_DOCUMENT EXCERPT_.
______
In other cases indigene certificates are improperly issued by local officials acting out of a sense of solidarity with ethnic kinsmen who they know to be indigenes of some other place.  In Kaduna, for example, Hausa officials are often accused of knowingly issuing indigene certificates to Hausa people who immigrate from other states.  The attorney general of Kaduna State acknowledged that this problem was rampant in his state’s predominantly Hausa LGAs.  “Often they get away with it,” he said.  “Since they mix very easily by appearance it is hard to identify them.”64

The flip side to this problem is that in some cases local officials improperly deny indigene certificates to people with legitimate claims to indigene status because of their ethnicity or religion.  Some local government officials in the predominantly Muslim states in the north of Nigeria, for example, refuse to issue indigene certificates to Christian indigenes.  One Christian indigene of Katsina State told Human Rights Watch that when she applied for an indigene certificate in her local government of origin she was denied it because of her non-Muslim appearance.  When the officials saw her passport photograph, in which her head was uncovered, she said that they accused her of fraud, asking “Why is she not covering herself if she is an indigene?” She was eventually given the form only after submitting another application with a photo attached showing her with her head covered with a scarf. 

Theatres of Government-Sponsored Discrimination Against Non-Indigenes 

Public sector employment 

The public sector is one of Nigeria’s largest sources of employment opportunity.65 In an economy suffering from high levels of unemployment and chronic poverty, recruitment into the civil service or some other government institution is the only realistic hope many Nigerians have of socio-economic advancement.  Stable employment is also one of the few tangible benefits ordinary Nigerians can expect to receive from a government that has largely failed to provide for the needs of its citizens. 

Increasingly, however, non-indigenes find themselves denied the right even to compete for government jobs and are unable to obtain equal terms of service with indigenes when they do manage to obtain public sector employment. Many Nigerian state governments have implemented policies that deny non-indigenes the right to compete for most civil service positions, while also eliminating non-indigenes’ right to retirement pensions and the right to contest seemingly unfair layoffs if they are hired.  This discrimination is also reflected in state policies that prevent non-indigenes from competing for some positions at the federal level as well.
______
_MATERIAL PROVIDED_.
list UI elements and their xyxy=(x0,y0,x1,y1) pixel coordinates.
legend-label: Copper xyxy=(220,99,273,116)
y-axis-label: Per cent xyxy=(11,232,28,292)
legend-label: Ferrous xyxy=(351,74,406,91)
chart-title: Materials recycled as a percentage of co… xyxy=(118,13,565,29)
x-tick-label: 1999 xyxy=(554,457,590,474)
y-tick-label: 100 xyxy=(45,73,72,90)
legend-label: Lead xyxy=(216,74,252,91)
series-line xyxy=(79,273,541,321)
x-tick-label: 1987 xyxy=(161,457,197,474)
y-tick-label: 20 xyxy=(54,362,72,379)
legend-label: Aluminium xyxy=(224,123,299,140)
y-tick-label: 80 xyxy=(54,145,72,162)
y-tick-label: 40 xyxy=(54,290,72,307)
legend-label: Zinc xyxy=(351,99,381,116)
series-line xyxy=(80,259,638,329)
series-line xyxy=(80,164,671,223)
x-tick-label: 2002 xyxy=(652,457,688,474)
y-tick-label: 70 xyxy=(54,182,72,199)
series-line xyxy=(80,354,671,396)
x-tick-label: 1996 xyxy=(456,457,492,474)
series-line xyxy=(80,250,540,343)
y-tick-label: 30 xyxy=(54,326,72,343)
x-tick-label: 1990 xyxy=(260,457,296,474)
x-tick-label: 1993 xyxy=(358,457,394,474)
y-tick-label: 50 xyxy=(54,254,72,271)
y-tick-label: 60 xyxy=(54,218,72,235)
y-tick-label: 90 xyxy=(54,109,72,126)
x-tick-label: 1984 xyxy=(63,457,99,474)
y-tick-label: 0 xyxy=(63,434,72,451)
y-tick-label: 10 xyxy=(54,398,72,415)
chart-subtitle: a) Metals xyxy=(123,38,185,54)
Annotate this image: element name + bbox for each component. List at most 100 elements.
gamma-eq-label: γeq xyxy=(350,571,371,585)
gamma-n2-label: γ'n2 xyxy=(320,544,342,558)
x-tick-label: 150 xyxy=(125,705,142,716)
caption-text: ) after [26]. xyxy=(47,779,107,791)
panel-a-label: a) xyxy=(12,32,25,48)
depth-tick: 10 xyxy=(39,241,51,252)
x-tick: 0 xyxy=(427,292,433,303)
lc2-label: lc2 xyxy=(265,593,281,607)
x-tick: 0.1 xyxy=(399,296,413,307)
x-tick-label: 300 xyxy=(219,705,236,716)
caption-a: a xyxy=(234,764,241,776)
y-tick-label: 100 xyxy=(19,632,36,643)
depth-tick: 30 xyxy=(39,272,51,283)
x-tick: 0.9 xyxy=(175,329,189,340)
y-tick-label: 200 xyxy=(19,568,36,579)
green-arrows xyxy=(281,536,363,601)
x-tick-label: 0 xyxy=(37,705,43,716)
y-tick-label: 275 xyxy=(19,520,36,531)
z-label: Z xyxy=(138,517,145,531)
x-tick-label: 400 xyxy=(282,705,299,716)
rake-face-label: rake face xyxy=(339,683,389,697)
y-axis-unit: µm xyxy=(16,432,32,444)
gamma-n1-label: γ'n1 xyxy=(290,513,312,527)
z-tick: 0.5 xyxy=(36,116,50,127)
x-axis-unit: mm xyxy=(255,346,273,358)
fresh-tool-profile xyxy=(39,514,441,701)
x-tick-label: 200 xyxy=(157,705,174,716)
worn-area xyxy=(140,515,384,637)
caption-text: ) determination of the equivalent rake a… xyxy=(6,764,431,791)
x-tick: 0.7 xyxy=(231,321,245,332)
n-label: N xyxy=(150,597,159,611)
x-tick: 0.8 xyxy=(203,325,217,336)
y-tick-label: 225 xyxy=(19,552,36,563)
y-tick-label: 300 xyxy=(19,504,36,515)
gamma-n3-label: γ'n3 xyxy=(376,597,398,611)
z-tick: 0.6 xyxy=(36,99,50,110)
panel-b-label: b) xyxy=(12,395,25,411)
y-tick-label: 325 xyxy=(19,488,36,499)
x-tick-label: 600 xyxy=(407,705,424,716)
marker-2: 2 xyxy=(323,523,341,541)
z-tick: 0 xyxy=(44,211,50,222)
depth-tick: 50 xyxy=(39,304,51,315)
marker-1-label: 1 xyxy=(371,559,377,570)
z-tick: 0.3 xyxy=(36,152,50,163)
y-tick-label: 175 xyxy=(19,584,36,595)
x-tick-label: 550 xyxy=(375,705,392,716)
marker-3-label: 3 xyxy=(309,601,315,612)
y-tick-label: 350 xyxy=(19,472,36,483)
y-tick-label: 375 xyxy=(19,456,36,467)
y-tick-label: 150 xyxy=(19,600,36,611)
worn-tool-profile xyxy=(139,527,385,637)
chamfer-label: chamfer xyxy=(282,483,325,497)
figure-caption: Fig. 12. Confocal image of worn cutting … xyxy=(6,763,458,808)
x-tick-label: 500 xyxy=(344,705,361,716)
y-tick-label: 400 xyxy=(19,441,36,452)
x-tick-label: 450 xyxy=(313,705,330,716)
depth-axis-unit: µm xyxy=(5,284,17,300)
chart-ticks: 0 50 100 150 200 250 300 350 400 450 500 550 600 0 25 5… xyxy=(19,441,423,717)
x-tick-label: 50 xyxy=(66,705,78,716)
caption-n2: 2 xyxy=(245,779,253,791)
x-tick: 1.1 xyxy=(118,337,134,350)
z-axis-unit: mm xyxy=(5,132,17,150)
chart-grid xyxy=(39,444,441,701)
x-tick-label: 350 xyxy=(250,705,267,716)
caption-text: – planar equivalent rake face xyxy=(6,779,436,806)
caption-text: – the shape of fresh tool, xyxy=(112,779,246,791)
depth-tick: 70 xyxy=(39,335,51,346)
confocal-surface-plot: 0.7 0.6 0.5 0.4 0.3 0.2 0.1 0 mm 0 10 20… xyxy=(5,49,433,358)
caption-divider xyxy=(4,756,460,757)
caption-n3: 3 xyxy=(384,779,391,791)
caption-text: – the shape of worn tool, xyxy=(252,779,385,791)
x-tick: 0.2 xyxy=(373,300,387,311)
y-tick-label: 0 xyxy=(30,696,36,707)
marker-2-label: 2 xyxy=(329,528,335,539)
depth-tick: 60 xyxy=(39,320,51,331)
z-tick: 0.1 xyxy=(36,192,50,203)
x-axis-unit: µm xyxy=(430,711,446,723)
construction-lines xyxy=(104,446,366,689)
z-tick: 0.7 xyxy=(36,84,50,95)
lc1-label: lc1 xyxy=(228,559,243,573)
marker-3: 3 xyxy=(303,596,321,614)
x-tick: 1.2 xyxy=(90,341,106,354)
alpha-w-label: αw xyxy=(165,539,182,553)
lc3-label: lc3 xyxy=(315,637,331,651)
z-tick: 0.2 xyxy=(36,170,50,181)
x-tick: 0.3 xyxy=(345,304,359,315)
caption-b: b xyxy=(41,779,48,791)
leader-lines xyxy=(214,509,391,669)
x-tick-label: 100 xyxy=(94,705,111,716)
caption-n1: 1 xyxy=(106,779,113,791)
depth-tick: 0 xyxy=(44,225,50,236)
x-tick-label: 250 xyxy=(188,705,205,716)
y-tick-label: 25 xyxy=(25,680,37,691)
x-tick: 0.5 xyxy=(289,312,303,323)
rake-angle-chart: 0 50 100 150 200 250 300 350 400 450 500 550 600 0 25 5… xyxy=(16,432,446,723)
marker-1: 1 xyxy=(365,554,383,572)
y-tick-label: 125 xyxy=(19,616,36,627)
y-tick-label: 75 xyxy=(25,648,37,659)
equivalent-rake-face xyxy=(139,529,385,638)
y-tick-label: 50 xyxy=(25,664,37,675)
______
_TASK ITEM 1_.
Please reproduce word for word the passage on indigene certificates from "The public sector" up to and including "of its citizens.".
_TASK ITEM 2_.
Answer these questions from the passage on indigene certificates:
(a) Which official acknowledged that improper issuing of certificates was rampant in Kaduna State's predominantly Hausa LGAs?
(b) What did officials accuse the Christian indigene of Katsina State of when they saw her passport photograph?
(c) What does the passage call one of Nigeria's largest sources of employment opportunity?
The entries aren't needed for this work.

_WRITTEN SOLUTION 1_.
The public sector is one of Nigeria’s largest sources of employment opportunity.65 In an economy suffering from high levels of unemployment and chronic poverty, recruitment into the civil service or some other government institution is the only realistic hope many Nigerians have of socio-economic advancement.  Stable employment is also one of the few tangible benefits ordinary Nigerians can expect to receive from a government that has largely failed to provide for the needs of its citizens.

_WRITTEN SOLUTION 2_.
(a) The attorney general of Kaduna State.
(b) Fraud.
(c) The public sector.